PROBLEM TO SOLVE
Give the number of lines that hold the string "percent". Nothing else is needed.

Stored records
========================================
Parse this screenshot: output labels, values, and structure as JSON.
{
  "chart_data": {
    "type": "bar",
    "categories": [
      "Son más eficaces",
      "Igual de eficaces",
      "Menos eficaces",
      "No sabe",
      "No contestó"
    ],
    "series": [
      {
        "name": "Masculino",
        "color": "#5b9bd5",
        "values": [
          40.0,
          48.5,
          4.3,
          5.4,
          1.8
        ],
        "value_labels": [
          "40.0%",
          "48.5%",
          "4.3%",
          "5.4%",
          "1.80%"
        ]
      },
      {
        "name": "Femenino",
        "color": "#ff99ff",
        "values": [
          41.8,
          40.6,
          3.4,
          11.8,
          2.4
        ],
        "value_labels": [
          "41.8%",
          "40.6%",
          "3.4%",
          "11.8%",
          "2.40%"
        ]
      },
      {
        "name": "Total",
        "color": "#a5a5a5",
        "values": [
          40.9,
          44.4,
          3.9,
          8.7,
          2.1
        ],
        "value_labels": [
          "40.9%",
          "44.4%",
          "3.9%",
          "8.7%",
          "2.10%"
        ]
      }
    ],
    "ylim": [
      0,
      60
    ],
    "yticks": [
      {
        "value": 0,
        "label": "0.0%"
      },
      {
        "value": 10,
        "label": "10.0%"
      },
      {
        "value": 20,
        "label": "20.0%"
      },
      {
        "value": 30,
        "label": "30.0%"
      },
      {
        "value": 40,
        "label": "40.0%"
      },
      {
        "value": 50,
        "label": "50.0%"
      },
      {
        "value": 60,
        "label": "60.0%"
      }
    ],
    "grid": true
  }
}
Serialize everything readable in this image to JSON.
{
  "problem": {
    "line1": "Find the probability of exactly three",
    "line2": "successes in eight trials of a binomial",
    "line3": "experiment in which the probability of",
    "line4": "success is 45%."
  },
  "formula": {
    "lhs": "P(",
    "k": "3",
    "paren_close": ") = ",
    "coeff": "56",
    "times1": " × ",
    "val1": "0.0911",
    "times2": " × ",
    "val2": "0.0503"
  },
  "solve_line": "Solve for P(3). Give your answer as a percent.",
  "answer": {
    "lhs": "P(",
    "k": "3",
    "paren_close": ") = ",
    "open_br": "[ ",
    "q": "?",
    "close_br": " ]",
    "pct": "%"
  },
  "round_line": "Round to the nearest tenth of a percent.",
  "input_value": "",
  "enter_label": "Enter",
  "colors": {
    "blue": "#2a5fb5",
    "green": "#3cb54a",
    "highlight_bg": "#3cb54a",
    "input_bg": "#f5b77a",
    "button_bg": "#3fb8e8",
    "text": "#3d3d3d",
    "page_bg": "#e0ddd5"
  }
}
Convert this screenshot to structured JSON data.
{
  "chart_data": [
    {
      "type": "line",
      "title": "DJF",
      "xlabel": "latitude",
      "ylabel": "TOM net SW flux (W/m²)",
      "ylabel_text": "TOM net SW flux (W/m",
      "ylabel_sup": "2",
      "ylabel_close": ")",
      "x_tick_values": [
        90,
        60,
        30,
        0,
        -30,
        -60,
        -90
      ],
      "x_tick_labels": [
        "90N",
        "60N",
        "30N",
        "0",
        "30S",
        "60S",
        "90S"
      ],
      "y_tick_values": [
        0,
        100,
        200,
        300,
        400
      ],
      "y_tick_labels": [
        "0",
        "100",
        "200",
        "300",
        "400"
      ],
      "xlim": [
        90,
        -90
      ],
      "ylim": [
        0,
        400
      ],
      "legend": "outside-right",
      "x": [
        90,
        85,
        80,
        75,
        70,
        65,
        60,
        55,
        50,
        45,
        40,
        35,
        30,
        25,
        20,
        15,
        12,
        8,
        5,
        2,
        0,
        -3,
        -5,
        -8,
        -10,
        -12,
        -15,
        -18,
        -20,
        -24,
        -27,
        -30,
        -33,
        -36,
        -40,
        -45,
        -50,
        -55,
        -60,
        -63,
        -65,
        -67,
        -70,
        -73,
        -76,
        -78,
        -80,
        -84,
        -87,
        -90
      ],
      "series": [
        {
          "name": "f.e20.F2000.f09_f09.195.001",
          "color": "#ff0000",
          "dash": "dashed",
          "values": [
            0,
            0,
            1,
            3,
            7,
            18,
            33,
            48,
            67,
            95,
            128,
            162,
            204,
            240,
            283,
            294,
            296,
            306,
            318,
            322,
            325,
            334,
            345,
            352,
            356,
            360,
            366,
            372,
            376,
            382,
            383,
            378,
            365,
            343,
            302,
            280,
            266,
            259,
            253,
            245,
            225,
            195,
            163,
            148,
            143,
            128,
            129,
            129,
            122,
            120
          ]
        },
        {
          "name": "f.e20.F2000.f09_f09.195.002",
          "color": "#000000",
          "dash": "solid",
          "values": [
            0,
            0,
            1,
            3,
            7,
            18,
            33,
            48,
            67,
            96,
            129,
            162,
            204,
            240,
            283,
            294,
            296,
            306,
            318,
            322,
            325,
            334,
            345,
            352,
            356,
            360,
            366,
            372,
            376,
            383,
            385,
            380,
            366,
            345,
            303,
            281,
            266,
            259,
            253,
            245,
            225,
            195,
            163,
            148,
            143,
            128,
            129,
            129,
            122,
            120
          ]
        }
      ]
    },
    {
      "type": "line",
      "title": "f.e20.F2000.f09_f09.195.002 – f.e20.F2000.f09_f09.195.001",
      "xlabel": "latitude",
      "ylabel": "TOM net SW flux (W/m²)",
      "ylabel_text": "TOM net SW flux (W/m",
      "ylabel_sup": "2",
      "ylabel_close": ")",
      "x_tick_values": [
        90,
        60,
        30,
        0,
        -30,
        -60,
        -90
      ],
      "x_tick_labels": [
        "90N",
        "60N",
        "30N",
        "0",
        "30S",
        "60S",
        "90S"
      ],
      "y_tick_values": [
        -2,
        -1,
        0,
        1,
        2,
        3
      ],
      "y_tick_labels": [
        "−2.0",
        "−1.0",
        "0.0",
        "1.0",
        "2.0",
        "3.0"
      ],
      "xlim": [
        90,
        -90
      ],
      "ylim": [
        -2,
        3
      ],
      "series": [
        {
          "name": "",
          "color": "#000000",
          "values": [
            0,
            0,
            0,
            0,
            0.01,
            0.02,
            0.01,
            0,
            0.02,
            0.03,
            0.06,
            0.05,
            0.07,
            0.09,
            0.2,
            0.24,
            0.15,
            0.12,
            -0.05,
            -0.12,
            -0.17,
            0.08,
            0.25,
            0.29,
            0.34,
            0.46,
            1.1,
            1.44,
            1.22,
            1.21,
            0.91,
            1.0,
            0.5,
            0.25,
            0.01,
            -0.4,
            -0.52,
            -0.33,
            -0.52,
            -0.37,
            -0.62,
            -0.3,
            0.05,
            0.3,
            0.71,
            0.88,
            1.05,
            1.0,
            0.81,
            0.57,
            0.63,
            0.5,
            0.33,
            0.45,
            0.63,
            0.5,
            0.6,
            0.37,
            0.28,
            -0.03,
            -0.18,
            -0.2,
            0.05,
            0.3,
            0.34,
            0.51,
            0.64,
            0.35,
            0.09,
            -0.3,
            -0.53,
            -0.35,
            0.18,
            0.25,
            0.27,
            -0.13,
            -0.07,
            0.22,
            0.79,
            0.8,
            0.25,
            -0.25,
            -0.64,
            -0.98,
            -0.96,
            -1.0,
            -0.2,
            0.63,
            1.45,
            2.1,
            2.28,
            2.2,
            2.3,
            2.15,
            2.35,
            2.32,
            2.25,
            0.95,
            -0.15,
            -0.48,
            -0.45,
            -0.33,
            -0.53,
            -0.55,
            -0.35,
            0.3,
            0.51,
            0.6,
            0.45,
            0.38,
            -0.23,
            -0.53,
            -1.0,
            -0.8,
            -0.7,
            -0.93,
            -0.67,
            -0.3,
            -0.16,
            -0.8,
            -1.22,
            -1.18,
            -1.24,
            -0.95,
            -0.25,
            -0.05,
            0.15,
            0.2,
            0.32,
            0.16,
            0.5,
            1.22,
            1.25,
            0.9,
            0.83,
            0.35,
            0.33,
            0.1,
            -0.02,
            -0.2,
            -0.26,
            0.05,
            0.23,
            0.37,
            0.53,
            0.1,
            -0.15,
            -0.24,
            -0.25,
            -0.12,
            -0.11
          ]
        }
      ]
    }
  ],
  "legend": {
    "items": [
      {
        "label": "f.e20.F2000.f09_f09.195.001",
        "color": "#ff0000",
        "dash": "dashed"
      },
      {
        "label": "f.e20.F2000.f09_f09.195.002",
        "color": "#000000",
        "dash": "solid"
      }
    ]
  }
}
========================================
TASK OUTPUT
2